## Start

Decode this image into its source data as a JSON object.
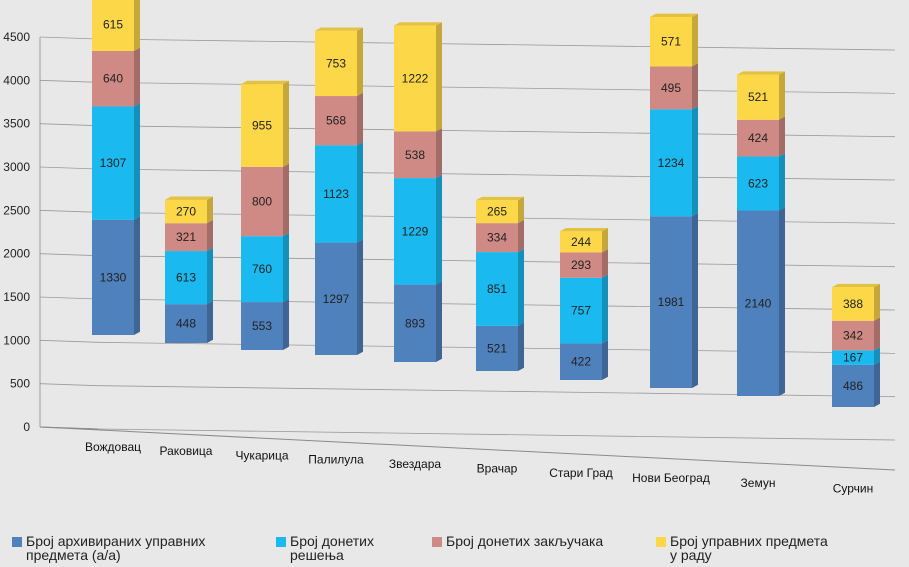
{
  "chart_data": {
    "type": "bar",
    "stacked": true,
    "style": "3d-columns",
    "categories": [
      "Вождовац",
      "Раковица",
      "Чукарица",
      "Палилула",
      "Звездара",
      "Врачар",
      "Стари Град",
      "Нови Београд",
      "Земун",
      "Сурчин"
    ],
    "series": [
      {
        "name": "Број архивираних управних предмета (a/a)",
        "color": "#4f81bd",
        "values": [
          1330,
          448,
          553,
          1297,
          893,
          521,
          422,
          1981,
          2140,
          486
        ]
      },
      {
        "name": "Број донетих решења",
        "color": "#1ab9ef",
        "values": [
          1307,
          613,
          760,
          1123,
          1229,
          851,
          757,
          1234,
          623,
          167
        ]
      },
      {
        "name": "Број донетих закључака",
        "color": "#d08a85",
        "values": [
          640,
          321,
          800,
          568,
          538,
          334,
          293,
          495,
          424,
          342
        ]
      },
      {
        "name": "Број управних предмета у раду",
        "color": "#fcd849",
        "values": [
          615,
          270,
          955,
          753,
          1222,
          265,
          244,
          571,
          521,
          388
        ]
      }
    ],
    "yticks": [
      0,
      500,
      1000,
      1500,
      2000,
      2500,
      3000,
      3500,
      4000,
      4500
    ],
    "ylim": [
      0,
      4500
    ],
    "title": "",
    "xlabel": "",
    "ylabel": "",
    "grid": true,
    "legend_position": "bottom"
  },
  "legend_lines": [
    [
      "Број архивираних управних",
      "предмета (a/a)"
    ],
    [
      "Број донетих",
      "решења"
    ],
    [
      "Број донетих закључака"
    ],
    [
      "Број управних предмета",
      "у раду"
    ]
  ]
}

## End

Reproduce every record word for word. The copy must contain no pictures.

**Exercise output:**
Decode this image into its source data as a JSON object.
{
  "chart_data": {
    "type": "bar",
    "stacked": true,
    "style": "3d-columns",
    "categories": [
      "Вождовац",
      "Раковица",
      "Чукарица",
      "Палилула",
      "Звездара",
      "Врачар",
      "Стари Град",
      "Нови Београд",
      "Земун",
      "Сурчин"
    ],
    "series": [
      {
        "name": "Број архивираних управних предмета (a/a)",
        "color": "#4f81bd",
        "values": [
          1330,
          448,
          553,
          1297,
          893,
          521,
          422,
          1981,
          2140,
          486
        ]
      },
      {
        "name": "Број донетих решења",
        "color": "#1ab9ef",
        "values": [
          1307,
          613,
          760,
          1123,
          1229,
          851,
          757,
          1234,
          623,
          167
        ]
      },
      {
        "name": "Број донетих закључака",
        "color": "#d08a85",
        "values": [
          640,
          321,
          800,
          568,
          538,
          334,
          293,
          495,
          424,
          342
        ]
      },
      {
        "name": "Број управних предмета у раду",
        "color": "#fcd849",
        "values": [
          615,
          270,
          955,
          753,
          1222,
          265,
          244,
          571,
          521,
          388
        ]
      }
    ],
    "yticks": [
      0,
      500,
      1000,
      1500,
      2000,
      2500,
      3000,
      3500,
      4000,
      4500
    ],
    "ylim": [
      0,
      4500
    ],
    "title": "",
    "xlabel": "",
    "ylabel": "",
    "grid": true,
    "legend_position": "bottom"
  },
  "legend_lines": [
    [
      "Број архивираних управних",
      "предмета (a/a)"
    ],
    [
      "Број донетих",
      "решења"
    ],
    [
      "Број донетих закључака"
    ],
    [
      "Број управних предмета",
      "у раду"
    ]
  ]
}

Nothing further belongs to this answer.